GIVEN INSTRUCTION>
Report each line of the data that has "цього" somewhere in it.

-- START OF DATASET CONTENT --

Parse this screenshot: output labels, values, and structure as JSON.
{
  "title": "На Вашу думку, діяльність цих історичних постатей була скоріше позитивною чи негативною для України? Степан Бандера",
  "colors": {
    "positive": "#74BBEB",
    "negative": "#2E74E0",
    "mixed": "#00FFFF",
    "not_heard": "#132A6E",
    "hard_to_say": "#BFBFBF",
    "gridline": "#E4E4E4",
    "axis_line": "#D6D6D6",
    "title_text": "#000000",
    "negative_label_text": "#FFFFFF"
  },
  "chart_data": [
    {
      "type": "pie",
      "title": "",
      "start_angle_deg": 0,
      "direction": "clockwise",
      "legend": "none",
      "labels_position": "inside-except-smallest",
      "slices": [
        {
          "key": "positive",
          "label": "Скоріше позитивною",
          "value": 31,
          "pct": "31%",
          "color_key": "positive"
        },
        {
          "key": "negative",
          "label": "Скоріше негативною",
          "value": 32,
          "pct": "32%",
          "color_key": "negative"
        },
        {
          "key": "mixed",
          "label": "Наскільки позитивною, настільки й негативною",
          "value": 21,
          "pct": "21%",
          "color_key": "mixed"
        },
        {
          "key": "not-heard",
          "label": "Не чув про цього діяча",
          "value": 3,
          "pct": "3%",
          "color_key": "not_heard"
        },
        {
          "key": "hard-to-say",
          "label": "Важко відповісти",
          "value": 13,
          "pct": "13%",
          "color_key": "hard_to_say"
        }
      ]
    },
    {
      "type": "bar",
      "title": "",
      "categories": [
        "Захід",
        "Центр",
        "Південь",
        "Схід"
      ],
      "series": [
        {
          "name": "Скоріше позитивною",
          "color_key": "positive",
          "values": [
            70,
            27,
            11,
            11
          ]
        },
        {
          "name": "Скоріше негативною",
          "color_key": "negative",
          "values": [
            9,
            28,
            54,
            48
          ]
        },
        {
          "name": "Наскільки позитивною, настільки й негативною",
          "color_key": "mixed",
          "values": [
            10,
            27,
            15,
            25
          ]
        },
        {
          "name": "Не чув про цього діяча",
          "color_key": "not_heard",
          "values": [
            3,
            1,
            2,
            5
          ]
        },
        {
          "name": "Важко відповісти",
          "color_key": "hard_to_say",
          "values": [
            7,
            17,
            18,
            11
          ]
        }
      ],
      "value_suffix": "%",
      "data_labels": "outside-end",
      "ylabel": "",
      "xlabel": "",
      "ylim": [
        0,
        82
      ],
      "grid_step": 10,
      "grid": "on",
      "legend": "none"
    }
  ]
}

-- END OF DATASET CONTENT --

THE REPLY>
          "label": "Не чув про цього діяча",
          "name": "Не чув про цього діяча",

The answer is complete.